>>>

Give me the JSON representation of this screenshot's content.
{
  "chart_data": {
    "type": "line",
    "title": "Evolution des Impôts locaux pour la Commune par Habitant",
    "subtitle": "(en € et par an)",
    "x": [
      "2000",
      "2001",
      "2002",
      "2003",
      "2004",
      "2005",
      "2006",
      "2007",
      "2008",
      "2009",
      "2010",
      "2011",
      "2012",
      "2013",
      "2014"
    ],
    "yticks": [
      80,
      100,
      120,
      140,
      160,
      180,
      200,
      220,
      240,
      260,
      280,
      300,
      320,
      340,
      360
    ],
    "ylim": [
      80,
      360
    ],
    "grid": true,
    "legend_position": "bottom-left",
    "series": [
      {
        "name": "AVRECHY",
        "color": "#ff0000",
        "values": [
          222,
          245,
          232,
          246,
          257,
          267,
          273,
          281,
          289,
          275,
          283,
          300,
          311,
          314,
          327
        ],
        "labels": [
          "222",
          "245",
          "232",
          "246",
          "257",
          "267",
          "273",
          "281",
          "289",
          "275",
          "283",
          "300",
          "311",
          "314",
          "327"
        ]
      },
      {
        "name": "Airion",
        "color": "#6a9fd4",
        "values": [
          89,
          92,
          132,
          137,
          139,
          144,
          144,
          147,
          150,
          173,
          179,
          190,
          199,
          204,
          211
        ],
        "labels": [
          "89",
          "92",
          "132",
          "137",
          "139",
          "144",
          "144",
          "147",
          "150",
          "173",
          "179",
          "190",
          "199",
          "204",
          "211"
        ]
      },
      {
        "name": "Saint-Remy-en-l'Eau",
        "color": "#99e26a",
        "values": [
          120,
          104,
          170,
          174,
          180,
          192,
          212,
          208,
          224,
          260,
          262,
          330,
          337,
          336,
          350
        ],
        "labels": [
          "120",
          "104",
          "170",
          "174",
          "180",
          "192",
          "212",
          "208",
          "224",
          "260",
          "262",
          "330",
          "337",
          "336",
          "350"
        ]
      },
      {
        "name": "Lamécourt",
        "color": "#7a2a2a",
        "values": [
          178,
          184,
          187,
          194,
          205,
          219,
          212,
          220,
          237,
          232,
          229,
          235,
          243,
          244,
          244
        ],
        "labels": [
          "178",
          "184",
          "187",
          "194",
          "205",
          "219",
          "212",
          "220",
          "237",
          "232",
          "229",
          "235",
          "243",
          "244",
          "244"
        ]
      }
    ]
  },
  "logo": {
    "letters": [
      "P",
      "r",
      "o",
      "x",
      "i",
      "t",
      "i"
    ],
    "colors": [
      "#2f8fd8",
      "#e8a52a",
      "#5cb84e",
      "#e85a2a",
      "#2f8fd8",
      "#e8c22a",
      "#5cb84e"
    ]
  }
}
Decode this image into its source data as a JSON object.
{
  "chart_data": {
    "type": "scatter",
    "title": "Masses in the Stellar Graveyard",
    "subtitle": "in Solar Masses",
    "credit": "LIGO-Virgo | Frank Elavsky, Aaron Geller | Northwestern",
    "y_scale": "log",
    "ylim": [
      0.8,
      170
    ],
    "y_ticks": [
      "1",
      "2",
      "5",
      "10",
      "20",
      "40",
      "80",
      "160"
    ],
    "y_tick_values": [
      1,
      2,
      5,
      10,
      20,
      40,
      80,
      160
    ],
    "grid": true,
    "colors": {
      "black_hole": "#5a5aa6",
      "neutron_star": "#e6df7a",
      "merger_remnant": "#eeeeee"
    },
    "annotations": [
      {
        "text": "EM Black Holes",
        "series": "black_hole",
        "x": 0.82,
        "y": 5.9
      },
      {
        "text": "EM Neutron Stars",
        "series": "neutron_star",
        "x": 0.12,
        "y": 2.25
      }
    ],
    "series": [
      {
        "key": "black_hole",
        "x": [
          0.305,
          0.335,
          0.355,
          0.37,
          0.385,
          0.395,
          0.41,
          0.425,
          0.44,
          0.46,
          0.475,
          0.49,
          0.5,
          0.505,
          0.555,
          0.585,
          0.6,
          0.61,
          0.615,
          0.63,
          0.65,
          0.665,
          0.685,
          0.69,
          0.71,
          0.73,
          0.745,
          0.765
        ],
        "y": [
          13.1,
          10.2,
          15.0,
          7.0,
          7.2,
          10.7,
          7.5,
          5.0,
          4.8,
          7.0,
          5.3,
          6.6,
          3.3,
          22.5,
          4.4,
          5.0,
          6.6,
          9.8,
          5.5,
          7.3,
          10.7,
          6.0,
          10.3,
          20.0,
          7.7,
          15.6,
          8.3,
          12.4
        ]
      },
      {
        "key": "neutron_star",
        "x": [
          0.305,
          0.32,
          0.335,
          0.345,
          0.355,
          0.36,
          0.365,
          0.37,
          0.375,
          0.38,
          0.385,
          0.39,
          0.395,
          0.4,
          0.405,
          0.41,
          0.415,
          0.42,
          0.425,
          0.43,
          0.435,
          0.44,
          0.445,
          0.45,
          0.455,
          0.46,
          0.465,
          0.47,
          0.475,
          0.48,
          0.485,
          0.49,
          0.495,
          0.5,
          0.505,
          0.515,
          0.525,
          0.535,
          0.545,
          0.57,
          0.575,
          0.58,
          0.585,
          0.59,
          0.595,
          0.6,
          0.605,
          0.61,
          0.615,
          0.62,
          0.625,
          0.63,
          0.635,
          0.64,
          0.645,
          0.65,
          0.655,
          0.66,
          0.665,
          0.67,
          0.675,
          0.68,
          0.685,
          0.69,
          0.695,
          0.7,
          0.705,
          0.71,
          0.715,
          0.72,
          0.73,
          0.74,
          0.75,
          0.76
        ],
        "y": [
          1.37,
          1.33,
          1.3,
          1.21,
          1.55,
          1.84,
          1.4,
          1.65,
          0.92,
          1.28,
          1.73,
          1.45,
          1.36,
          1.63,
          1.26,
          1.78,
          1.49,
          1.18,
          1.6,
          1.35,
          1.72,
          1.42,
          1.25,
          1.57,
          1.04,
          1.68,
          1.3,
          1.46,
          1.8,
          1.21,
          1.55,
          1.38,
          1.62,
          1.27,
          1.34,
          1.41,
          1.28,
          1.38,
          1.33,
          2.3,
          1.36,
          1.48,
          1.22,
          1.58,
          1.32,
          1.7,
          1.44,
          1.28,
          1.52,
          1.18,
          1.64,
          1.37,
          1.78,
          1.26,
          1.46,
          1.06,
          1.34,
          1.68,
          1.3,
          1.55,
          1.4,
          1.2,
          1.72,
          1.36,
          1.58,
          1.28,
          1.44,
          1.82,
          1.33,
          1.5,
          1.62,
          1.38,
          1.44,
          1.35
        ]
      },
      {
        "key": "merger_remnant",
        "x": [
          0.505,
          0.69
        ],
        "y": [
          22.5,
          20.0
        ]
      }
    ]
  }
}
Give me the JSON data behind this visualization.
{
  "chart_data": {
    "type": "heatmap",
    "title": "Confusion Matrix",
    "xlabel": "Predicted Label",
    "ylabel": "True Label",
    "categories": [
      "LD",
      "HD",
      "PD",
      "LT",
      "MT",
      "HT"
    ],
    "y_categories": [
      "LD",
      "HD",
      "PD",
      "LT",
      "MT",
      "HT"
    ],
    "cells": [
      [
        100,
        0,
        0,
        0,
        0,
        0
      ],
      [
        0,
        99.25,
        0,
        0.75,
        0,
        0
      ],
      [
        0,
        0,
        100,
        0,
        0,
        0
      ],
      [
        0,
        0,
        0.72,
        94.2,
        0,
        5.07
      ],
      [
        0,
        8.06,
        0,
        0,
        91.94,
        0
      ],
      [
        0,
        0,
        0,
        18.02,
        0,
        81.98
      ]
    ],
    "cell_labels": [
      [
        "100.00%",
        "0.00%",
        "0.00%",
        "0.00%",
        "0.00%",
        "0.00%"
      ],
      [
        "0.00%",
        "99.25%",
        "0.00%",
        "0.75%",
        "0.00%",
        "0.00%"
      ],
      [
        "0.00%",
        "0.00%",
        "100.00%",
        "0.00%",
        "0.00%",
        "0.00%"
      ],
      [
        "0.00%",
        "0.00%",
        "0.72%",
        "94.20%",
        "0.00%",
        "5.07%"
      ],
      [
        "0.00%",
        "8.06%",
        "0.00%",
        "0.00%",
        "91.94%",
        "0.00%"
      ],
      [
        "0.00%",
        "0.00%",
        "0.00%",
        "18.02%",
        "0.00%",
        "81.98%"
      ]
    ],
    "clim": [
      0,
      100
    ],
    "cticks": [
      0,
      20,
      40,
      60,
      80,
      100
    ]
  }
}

<<<

Problem to work on: Identify the lines that hold the word "this". Copy every one of them.

The reply:
Give me the JSON representation of this screenshot's content.
Decode this image into its source data as a JSON object.
Give me the JSON data behind this visualization.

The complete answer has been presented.